* [Record set]

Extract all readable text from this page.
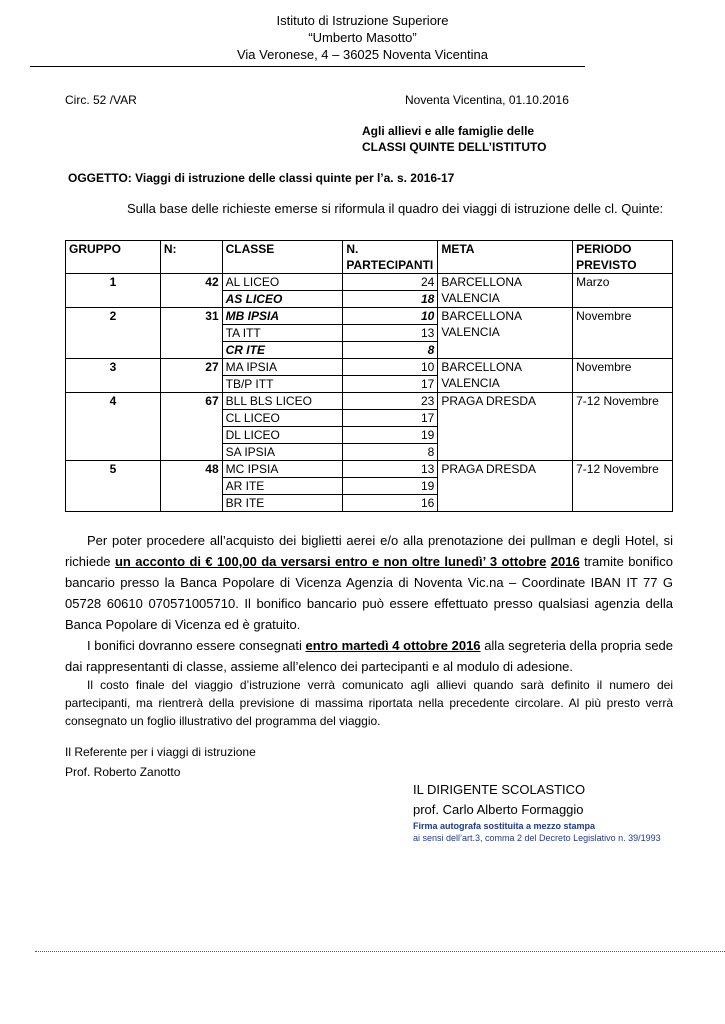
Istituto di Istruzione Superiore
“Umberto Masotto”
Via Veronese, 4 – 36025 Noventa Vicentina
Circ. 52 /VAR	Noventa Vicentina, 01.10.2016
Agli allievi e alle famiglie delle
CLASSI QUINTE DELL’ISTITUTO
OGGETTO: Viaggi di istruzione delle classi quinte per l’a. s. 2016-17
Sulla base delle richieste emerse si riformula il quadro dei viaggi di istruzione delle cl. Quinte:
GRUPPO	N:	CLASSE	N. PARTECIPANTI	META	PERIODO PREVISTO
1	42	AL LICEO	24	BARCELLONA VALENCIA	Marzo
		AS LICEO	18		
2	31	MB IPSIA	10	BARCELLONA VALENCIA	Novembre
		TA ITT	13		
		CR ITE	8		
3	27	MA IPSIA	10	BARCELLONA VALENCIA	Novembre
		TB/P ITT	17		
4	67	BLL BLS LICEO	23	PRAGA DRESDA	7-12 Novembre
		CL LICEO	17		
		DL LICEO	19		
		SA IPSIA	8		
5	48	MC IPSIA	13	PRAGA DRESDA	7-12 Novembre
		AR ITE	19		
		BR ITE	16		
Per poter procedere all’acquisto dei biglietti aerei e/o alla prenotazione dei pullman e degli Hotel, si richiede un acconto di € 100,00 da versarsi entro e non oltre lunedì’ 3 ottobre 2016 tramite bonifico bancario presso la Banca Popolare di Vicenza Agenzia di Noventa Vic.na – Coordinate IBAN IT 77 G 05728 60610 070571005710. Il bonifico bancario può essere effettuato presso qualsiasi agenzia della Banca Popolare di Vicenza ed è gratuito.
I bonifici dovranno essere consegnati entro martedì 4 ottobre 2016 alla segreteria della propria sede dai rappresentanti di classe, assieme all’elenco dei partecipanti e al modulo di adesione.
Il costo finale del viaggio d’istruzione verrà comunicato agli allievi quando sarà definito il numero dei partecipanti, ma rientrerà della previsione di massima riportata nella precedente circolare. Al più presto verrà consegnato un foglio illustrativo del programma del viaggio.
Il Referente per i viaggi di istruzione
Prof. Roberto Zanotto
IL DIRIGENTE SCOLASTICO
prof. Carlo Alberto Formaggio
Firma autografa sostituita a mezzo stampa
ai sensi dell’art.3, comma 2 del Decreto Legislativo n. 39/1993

* [Set problem]
Output the entries above exactly, without their pictures.

* [Written answer]
Extract all readable text from this page.
Istituto di Istruzione Superiore
“Umberto Masotto”
Via Veronese, 4 – 36025 Noventa Vicentina
Circ. 52 /VAR	Noventa Vicentina, 01.10.2016
Agli allievi e alle famiglie delle
CLASSI QUINTE DELL’ISTITUTO
OGGETTO: Viaggi di istruzione delle classi quinte per l’a. s. 2016-17
Sulla base delle richieste emerse si riformula il quadro dei viaggi di istruzione delle cl. Quinte:
GRUPPO	N:	CLASSE	N. PARTECIPANTI	META	PERIODO PREVISTO
1	42	AL LICEO	24	BARCELLONA VALENCIA	Marzo
		AS LICEO	18		
2	31	MB IPSIA	10	BARCELLONA VALENCIA	Novembre
		TA ITT	13		
		CR ITE	8		
3	27	MA IPSIA	10	BARCELLONA VALENCIA	Novembre
		TB/P ITT	17		
4	67	BLL BLS LICEO	23	PRAGA DRESDA	7-12 Novembre
		CL LICEO	17		
		DL LICEO	19		
		SA IPSIA	8		
5	48	MC IPSIA	13	PRAGA DRESDA	7-12 Novembre
		AR ITE	19		
		BR ITE	16		
Per poter procedere all’acquisto dei biglietti aerei e/o alla prenotazione dei pullman e degli Hotel, si richiede un acconto di € 100,00 da versarsi entro e non oltre lunedì’ 3 ottobre 2016 tramite bonifico bancario presso la Banca Popolare di Vicenza Agenzia di Noventa Vic.na – Coordinate IBAN IT 77 G 05728 60610 070571005710. Il bonifico bancario può essere effettuato presso qualsiasi agenzia della Banca Popolare di Vicenza ed è gratuito.
I bonifici dovranno essere consegnati entro martedì 4 ottobre 2016 alla segreteria della propria sede dai rappresentanti di classe, assieme all’elenco dei partecipanti e al modulo di adesione.
Il costo finale del viaggio d’istruzione verrà comunicato agli allievi quando sarà definito il numero dei partecipanti, ma rientrerà della previsione di massima riportata nella precedente circolare. Al più presto verrà consegnato un foglio illustrativo del programma del viaggio.
Il Referente per i viaggi di istruzione
Prof. Roberto Zanotto
IL DIRIGENTE SCOLASTICO
prof. Carlo Alberto Formaggio
Firma autografa sostituita a mezzo stampa
ai sensi dell’art.3, comma 2 del Decreto Legislativo n. 39/1993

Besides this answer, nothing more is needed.